## EXERCISE MATERIAL
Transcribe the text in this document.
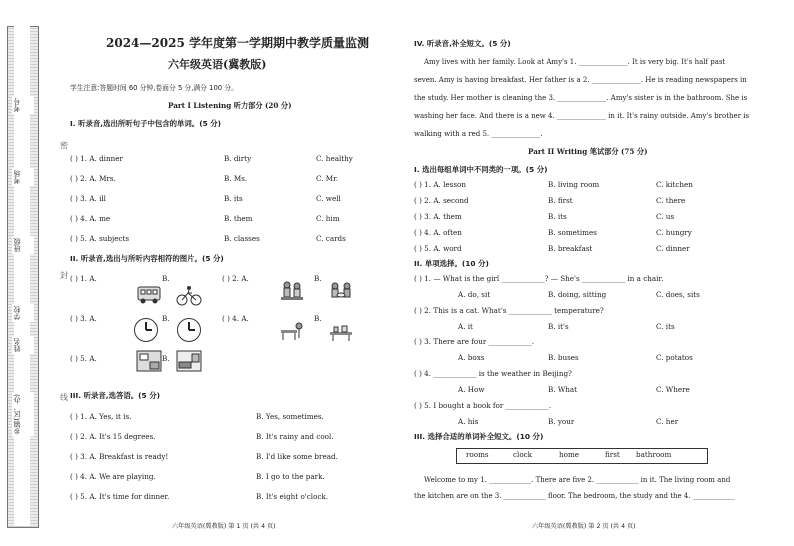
考号
考场
班级
学校
姓名
乡镇(区、办)
封
线
密
2024—2025 学年度第一学期期中教学质量监测
六年级英语(冀教版)
学生注意:答题时间 60 分钟,卷面分 5 分,满分 100 分。
Part I Listening 听力部分 (20 分)
I. 听录音,选出所听句子中包含的单词。(5 分)
( ) 1. A. dinner	B. dirty	C. healthy
( ) 2. A. Mrs.	B. Ms.	C. Mr.
( ) 3. A. ill	B. its	C. well
( ) 4. A. me	B. them	C. him
( ) 5. A. subjects	B. classes	C. cards
II. 听录音,选出与所听内容相符的图片。(5 分)
( ) 1. A.	B.	( ) 2. A.	B.
( ) 3. A.	B.	( ) 4. A.	B.
( ) 5. A.	B.
III. 听录音,选答语。(5 分)
( ) 1. A. Yes, it is.	B. Yes, sometimes.
( ) 2. A. It's 15 degrees.	B. It's rainy and cool.
( ) 3. A. Breakfast is ready!	B. I'd like some bread.
( ) 4. A. We are playing.	B. I go to the park.
( ) 5. A. It's time for dinner.	B. It's eight o'clock.
六年级英语(冀教版) 第 1 页 (共 4 页)
IV. 听录音,补全短文。(5 分)
Amy lives with her family. Look at Amy's 1. ______________. It is very big. It's half past
seven. Amy is having breakfast. Her father is a 2. ______________. He is reading newspapers in
the study. Her mother is cleaning the 3. ______________. Amy's sister is in the bathroom. She is
washing her face. And there is a new 4. ______________ in it. It's rainy outside. Amy's brother is
walking with a red 5. ______________.
Part II Writing 笔试部分 (75 分)
I. 选出每组单词中不同类的一项。(5 分)
( ) 1. A. lesson	B. living room	C. kitchen
( ) 2. A. second	B. first	C. there
( ) 3. A. them	B. its	C. us
( ) 4. A. often	B. sometimes	C. hungry
( ) 5. A. word	B. breakfast	C. dinner
II. 单项选择。(10 分)
( ) 1. — What is the girl ____________? — She's ____________ in a chair.
A. do, sit	B. doing, sitting	C. does, sits
( ) 2. This is a cat. What's ____________ temperature?
A. it	B. it's	C. its
( ) 3. There are four ____________.
A. boxs	B. buses	C. potatos
( ) 4. ____________ is the weather in Beijing?
A. How	B. What	C. Where
( ) 5. I bought a book for ____________.
A. his	B. your	C. her
III. 选择合适的单词补全短文。(10 分)
rooms	clock	home	first bathroom
Welcome to my 1. ____________. There are five 2. ____________ in it. The living room and
the kitchen are on the 3. ____________ floor. The bedroom, the study and the 4. ____________
六年级英语(冀教版) 第 2 页 (共 4 页)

## WHAT NEEDS TO BE DONE
Your task is to copy the entries in full and exactly, without any images.

## WORKED ANSWER
Transcribe the text in this document.
考号
考场
班级
学校
姓名
乡镇(区、办)
封
线
密
2024—2025 学年度第一学期期中教学质量监测
六年级英语(冀教版)
学生注意:答题时间 60 分钟,卷面分 5 分,满分 100 分。
Part I Listening 听力部分 (20 分)
I. 听录音,选出所听句子中包含的单词。(5 分)
( ) 1. A. dinner	B. dirty	C. healthy
( ) 2. A. Mrs.	B. Ms.	C. Mr.
( ) 3. A. ill	B. its	C. well
( ) 4. A. me	B. them	C. him
( ) 5. A. subjects	B. classes	C. cards
II. 听录音,选出与所听内容相符的图片。(5 分)
( ) 1. A.	B.	( ) 2. A.	B.
( ) 3. A.	B.	( ) 4. A.	B.
( ) 5. A.	B.
III. 听录音,选答语。(5 分)
( ) 1. A. Yes, it is.	B. Yes, sometimes.
( ) 2. A. It's 15 degrees.	B. It's rainy and cool.
( ) 3. A. Breakfast is ready!	B. I'd like some bread.
( ) 4. A. We are playing.	B. I go to the park.
( ) 5. A. It's time for dinner.	B. It's eight o'clock.
六年级英语(冀教版) 第 1 页 (共 4 页)
IV. 听录音,补全短文。(5 分)
Amy lives with her family. Look at Amy's 1. ______________. It is very big. It's half past
seven. Amy is having breakfast. Her father is a 2. ______________. He is reading newspapers in
the study. Her mother is cleaning the 3. ______________. Amy's sister is in the bathroom. She is
washing her face. And there is a new 4. ______________ in it. It's rainy outside. Amy's brother is
walking with a red 5. ______________.
Part II Writing 笔试部分 (75 分)
I. 选出每组单词中不同类的一项。(5 分)
( ) 1. A. lesson	B. living room	C. kitchen
( ) 2. A. second	B. first	C. there
( ) 3. A. them	B. its	C. us
( ) 4. A. often	B. sometimes	C. hungry
( ) 5. A. word	B. breakfast	C. dinner
II. 单项选择。(10 分)
( ) 1. — What is the girl ____________? — She's ____________ in a chair.
A. do, sit	B. doing, sitting	C. does, sits
( ) 2. This is a cat. What's ____________ temperature?
A. it	B. it's	C. its
( ) 3. There are four ____________.
A. boxs	B. buses	C. potatos
( ) 4. ____________ is the weather in Beijing?
A. How	B. What	C. Where
( ) 5. I bought a book for ____________.
A. his	B. your	C. her
III. 选择合适的单词补全短文。(10 分)
rooms	clock	home	first bathroom
Welcome to my 1. ____________. There are five 2. ____________ in it. The living room and
the kitchen are on the 3. ____________ floor. The bedroom, the study and the 4. ____________
六年级英语(冀教版) 第 2 页 (共 4 页)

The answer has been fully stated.